**Set tasks**
(1) Could you reproduce the part of the capital gains tax column starting at "Call it distasteful" and ending at "Biden’s budget proposal."?
(2) Answer these questions from the capital gains tax column:
(a) What is the apparent effective date of the capital gains tax hike?
(b) What is the dollar figure of President Biden's expected budget?
(c) Which newspaper ran a piece detailing Biden's budget proposal?

**Excerpted text**
◇ ◇ ◇ ◇ ◇ ◇ ◇

It’s too late to sell!
I’m just kidding. Or maybe not. It depends on who you are, how much you earn and how accurate Thursday’s headlines were.
Call it distasteful (and it may end up being somewhat masochistic on my part), but the latest news on Joe Biden’s capital gains tax hike gave me the chuckles, not necessarily because I’m delighted about the prospect of higher taxes, but rather because the effective date is apparently April. Of 2021. So, last month.
“President Biden’s expected $6 trillion budget assumes that his proposed capital gains tax rate increase took effect in late April, meaning that it would already be too late for high-income investors to realize gains at the lower tax rates if Congress agrees,” the Wall Street Journal said.
The news came on the heels of a piece in The New York Times which detailed Biden’s budget proposal.

◇ ◇ ◇ ◇ ◇ ◇ ◇

**Given entries**
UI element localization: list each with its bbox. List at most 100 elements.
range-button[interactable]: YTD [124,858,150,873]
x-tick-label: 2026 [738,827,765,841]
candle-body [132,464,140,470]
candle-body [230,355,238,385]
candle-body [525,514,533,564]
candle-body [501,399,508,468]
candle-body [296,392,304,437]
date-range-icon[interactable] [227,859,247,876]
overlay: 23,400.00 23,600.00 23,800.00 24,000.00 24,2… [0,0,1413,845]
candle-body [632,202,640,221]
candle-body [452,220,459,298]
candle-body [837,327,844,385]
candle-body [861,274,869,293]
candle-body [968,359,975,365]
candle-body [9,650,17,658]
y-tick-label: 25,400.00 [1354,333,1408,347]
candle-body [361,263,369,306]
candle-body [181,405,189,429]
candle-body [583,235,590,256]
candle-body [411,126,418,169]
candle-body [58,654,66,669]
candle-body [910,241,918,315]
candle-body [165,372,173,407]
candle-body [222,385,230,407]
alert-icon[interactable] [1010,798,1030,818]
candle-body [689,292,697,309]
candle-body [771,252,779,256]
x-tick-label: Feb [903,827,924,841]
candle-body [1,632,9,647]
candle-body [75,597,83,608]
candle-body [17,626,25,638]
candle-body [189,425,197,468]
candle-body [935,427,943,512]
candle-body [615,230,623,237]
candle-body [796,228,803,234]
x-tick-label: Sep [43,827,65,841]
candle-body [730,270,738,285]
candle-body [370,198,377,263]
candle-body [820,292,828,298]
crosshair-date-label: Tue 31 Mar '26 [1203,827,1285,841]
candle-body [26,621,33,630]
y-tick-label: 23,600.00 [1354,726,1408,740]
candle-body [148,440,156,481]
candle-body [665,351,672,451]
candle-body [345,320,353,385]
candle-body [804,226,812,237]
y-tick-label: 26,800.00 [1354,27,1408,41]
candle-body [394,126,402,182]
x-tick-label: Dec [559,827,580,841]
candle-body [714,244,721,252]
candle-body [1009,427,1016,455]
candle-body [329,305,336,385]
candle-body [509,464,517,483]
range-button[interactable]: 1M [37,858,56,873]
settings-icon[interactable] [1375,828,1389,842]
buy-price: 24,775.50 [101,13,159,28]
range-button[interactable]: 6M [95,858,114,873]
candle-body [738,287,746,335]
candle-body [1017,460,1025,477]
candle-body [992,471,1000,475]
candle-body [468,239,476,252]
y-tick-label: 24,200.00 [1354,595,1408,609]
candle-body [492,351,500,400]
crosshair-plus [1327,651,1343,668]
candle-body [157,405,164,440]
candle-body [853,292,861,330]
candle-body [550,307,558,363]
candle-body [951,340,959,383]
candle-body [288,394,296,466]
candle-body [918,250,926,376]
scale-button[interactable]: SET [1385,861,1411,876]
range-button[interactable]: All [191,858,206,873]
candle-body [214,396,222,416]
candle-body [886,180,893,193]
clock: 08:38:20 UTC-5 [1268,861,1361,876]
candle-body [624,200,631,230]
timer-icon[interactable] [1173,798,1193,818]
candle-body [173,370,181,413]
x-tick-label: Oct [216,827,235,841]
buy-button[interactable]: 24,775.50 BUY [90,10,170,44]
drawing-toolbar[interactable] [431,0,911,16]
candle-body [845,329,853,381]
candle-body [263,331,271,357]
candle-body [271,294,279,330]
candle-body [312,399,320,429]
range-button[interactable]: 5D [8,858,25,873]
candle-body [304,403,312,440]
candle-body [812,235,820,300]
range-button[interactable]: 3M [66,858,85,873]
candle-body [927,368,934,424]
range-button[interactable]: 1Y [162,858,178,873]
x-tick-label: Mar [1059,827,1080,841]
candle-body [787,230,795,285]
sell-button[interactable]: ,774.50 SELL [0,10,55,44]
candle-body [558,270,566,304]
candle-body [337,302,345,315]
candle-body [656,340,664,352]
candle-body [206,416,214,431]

◇ ◇ ◇ ◇ ◇ ◇ ◇

**Worked answers**
(1)
Call it distasteful (and it may end up being somewhat masochistic on my part), but the latest news on Joe Biden’s capital gains tax hike gave me the chuckles, not necessarily because I’m delighted about the prospect of higher taxes, but rather because the effective date is apparently April. Of 2021. So, last month.
“President Biden’s expected $6 trillion budget assumes that his proposed capital gains tax rate increase took effect in late April, meaning that it would already be too late for high-income investors to realize gains at the lower tax rates if Congress agrees,” the Wall Street Journal said.
The news came on the heels of a piece in The New York Times which detailed Biden’s budget proposal.

(2)
(a) April 2021
(b) $6 trillion
(c) The New York Times